Dans leur Manifeste pour un nouveau journalisme, paru début 2013, les éditeurs de la revue XXI exploitent cette veine, estimant que la presse écrite a trop investi sur le numérique. C’est ce qu’expliquait alors Laurent Beccaria à Télérama :
« Le problème n’est pas d’opposer l’écran et le papier, les modernes et les anciens. Simplement, le numérique n’est pas ‘LA’ solution, y croire est dangereux. »
J’ai l’impression que les responsables des sites d’actu ont fini par intérioriser cette critique, se dire qu’ils « vivent aux frais de la princesse », la presse papier.
Mon conseil. Rédactions web, redressez la tête et arrêtez d’avoir honte de vos pertes ! Ce n’est pas comme si vous claquiez tout en notes de frais somptuaires ou en soirées de gala.
Vous avez un des jobs les plus difficiles au monde en ce moment : tenter de faire de l’info de qualité dans un secteur en pleine déconfiture.
Mais c’est vous qui avez une chance (même petite) de trouver de nouveaux lecteurs et d’assurer la pérennité de votre titre. Pas vos aînés du papier.

____

ÉNONCÉ DU PROBLÈME: Écrivez la suite du texte sur les rédactions web face à la presse papier, en partant juste après sa dernière phrase.

DONNÉES AFFICHÉES:
____

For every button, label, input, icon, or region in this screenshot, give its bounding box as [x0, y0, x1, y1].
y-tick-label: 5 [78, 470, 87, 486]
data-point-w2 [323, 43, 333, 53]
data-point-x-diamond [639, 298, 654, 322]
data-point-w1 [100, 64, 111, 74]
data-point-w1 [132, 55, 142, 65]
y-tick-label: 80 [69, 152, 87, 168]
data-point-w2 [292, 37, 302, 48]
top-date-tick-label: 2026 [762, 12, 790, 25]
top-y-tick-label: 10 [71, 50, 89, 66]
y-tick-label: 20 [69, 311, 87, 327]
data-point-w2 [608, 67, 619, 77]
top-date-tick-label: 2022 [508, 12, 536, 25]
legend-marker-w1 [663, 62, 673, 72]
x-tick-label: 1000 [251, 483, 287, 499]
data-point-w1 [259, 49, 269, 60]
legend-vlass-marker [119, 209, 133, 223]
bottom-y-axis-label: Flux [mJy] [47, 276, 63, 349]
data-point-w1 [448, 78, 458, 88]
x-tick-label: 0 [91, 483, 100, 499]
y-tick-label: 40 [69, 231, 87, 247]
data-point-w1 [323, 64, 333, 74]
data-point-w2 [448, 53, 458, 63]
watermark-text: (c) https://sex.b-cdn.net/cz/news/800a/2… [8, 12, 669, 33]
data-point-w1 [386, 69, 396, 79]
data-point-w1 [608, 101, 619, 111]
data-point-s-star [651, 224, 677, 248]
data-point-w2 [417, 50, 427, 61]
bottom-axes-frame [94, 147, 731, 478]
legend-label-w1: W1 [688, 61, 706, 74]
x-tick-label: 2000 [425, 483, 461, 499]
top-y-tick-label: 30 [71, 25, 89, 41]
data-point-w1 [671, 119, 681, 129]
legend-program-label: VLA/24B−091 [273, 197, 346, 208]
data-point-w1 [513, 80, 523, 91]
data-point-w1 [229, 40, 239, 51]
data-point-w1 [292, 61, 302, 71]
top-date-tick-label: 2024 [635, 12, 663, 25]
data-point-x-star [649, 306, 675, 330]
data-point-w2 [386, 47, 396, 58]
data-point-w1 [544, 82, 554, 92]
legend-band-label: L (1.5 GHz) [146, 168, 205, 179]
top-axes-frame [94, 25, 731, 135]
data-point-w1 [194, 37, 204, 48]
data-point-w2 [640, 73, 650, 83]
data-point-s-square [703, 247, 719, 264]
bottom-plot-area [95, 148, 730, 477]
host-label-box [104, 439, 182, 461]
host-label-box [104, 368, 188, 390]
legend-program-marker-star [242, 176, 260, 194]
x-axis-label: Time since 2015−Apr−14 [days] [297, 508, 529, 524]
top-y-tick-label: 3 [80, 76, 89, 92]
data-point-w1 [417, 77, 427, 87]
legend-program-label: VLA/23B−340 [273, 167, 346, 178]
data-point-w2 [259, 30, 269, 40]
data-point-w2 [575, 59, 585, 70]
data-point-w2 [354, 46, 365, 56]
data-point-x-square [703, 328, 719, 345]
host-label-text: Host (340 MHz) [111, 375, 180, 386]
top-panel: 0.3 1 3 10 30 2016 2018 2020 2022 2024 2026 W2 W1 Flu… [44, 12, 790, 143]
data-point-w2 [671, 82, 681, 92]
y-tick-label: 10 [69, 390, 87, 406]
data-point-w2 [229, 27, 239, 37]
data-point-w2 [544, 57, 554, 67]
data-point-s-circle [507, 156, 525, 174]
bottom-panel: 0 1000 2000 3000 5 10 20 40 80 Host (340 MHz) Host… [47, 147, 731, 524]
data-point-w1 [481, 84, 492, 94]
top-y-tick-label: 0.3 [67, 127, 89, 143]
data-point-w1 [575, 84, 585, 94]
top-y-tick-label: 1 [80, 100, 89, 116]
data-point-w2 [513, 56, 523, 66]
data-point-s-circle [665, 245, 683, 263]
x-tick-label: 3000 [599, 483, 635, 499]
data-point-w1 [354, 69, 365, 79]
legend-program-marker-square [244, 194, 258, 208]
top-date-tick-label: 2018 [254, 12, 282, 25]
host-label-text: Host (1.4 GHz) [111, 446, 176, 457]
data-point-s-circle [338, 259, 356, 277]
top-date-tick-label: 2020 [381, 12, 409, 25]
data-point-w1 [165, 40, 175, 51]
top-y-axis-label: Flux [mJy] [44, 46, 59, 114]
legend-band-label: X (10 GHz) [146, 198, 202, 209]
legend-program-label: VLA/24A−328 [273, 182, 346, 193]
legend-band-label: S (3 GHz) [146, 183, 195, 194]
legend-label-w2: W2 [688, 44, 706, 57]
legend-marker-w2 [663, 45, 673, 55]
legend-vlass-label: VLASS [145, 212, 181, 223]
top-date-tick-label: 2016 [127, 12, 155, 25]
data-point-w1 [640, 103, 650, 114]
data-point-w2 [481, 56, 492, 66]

____

RÉSULTAT DE L'EXERCICE:
5. « Facebook rend débile, j’ai fermé mon compte »
C’est vrai, on a tous des moments où on regrette notre cerveau d’avant Internet. Mais de là à quitter Facebook, service utilisé par 26 millions de Français et d’où provient une part grandissante du trafic des sites d’actu, il y a un pas qu’il vaudrait mieux ne pas franchir.
Non, ce n’est vraiment pas le moment de jouer les snobs. C’est maintenant que vous devez comprendre comment vivent et prospèrent les communautés en ligne, qu’il s’agisse de vos contacts sur Facebook, des stars de YouTube, des contributeurs de Wikipédia ou des parturientes de Doctissimo.
Ce sont eux, les nouveaux « voisins de bureau » des journalistes. Que vous l’aimiez ou non, c’est dans ce monde qu’il va vous falloir vous faire une place (et ça fait longtemps qu’ils ont arrêté de vous attendre).
Mon conseil. Faites le tri dans vos « amis », pour éviter au maximum les invitations à Candy Crush et les photos de Milk. Mais n’oubliez pas que ces gens bizarres qui s’agitent sur votre fil d’actualités, qui likent, commentent et partagent ce que vous publiez, ce sont aussi des lecteurs. C’est pour eux que vous avez choisi ce métier, il va bien falloir assumer.
6. Bonus ! D’autres phrases qui énervent les gens du Web
Vous avez été plusieurs à me signaler sur Twitter d’autres phrases de journalistes papier qui vous énervent :
« Bonjour, je suis bien au service informatique ? »
Via @ThomasBaietto, FranceTV Info
« Mais t’es quoi en fait toi ? Développeur ou journaliste ? »
Via @GurvanKris, Rue89
« Il est bien cet article, c’est dommage qu’il soit pas dans le journal plutôt que sur le Web… »
« Elle marche, l’imprimante ? »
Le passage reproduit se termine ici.